Exercise task
Work out how many lines hold "COIL". Give the number and nothing else.

Data entries
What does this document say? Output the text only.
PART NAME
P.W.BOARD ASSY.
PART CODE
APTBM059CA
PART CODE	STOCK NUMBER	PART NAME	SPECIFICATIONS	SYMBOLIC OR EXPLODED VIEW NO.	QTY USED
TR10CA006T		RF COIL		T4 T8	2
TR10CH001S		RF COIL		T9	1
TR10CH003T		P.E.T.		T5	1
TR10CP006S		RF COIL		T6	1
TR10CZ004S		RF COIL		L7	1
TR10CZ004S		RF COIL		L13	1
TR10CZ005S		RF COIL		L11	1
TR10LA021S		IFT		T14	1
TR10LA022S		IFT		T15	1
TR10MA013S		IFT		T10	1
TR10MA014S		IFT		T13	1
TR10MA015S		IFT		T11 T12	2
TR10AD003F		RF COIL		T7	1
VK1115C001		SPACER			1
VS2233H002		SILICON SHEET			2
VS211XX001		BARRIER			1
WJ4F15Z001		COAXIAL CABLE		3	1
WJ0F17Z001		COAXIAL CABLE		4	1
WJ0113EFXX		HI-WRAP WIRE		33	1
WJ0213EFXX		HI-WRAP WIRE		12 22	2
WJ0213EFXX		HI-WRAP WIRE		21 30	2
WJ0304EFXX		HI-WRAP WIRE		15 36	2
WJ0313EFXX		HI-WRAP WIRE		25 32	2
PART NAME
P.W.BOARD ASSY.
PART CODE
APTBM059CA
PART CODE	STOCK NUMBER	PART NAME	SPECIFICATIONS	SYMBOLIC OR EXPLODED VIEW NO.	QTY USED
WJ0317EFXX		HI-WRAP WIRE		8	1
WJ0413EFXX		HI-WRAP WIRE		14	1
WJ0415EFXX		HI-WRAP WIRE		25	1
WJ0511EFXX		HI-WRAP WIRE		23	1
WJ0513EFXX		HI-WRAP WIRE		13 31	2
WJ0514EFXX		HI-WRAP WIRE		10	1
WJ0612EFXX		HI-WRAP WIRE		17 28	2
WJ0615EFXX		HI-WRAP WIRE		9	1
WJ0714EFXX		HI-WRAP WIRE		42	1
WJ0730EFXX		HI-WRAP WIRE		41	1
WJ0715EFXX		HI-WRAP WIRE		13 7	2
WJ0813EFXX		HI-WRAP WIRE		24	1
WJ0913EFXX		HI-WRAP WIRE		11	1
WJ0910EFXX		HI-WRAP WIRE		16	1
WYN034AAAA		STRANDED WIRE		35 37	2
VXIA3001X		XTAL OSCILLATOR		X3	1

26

Answer
7